Exercise details: Output every entry exactly as written.

Extracted information:
----------------------------------------

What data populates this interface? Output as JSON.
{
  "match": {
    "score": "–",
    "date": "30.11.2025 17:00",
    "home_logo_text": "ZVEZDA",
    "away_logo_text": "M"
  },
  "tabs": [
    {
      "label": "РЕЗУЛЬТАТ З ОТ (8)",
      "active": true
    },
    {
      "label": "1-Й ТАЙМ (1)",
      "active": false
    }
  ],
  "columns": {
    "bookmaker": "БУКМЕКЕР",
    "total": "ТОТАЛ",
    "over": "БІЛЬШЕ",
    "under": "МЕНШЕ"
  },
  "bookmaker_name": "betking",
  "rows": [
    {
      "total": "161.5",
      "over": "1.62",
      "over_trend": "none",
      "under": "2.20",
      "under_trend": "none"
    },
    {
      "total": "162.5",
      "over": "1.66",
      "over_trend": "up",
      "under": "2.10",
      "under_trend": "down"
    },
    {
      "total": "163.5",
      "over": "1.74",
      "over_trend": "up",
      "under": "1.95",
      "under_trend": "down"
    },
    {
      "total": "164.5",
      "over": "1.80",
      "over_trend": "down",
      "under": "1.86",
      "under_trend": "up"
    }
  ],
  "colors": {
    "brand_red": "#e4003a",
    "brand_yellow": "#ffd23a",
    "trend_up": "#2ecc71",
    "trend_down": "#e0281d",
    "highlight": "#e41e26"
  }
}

----------------------------------------

Expected answer:
What data populates this interface? Output as JSON.
{
  "match": {
    "score": "–",
    "date": "30.11.2025 17:00",
    "home_logo_text": "ZVEZDA",
    "away_logo_text": "M"
  },
  "tabs": [
    {
      "label": "РЕЗУЛЬТАТ З ОТ (8)",
      "active": true
    },
    {
      "label": "1-Й ТАЙМ (1)",
      "active": false
    }
  ],
  "columns": {
    "bookmaker": "БУКМЕКЕР",
    "total": "ТОТАЛ",
    "over": "БІЛЬШЕ",
    "under": "МЕНШЕ"
  },
  "bookmaker_name": "betking",
  "rows": [
    {
      "total": "161.5",
      "over": "1.62",
      "over_trend": "none",
      "under": "2.20",
      "under_trend": "none"
    },
    {
      "total": "162.5",
      "over": "1.66",
      "over_trend": "up",
      "under": "2.10",
      "under_trend": "down"
    },
    {
      "total": "163.5",
      "over": "1.74",
      "over_trend": "up",
      "under": "1.95",
      "under_trend": "down"
    },
    {
      "total": "164.5",
      "over": "1.80",
      "over_trend": "down",
      "under": "1.86",
      "under_trend": "up"
    }
  ],
  "colors": {
    "brand_red": "#e4003a",
    "brand_yellow": "#ffd23a",
    "trend_up": "#2ecc71",
    "trend_down": "#e0281d",
    "highlight": "#e41e26"
  }
}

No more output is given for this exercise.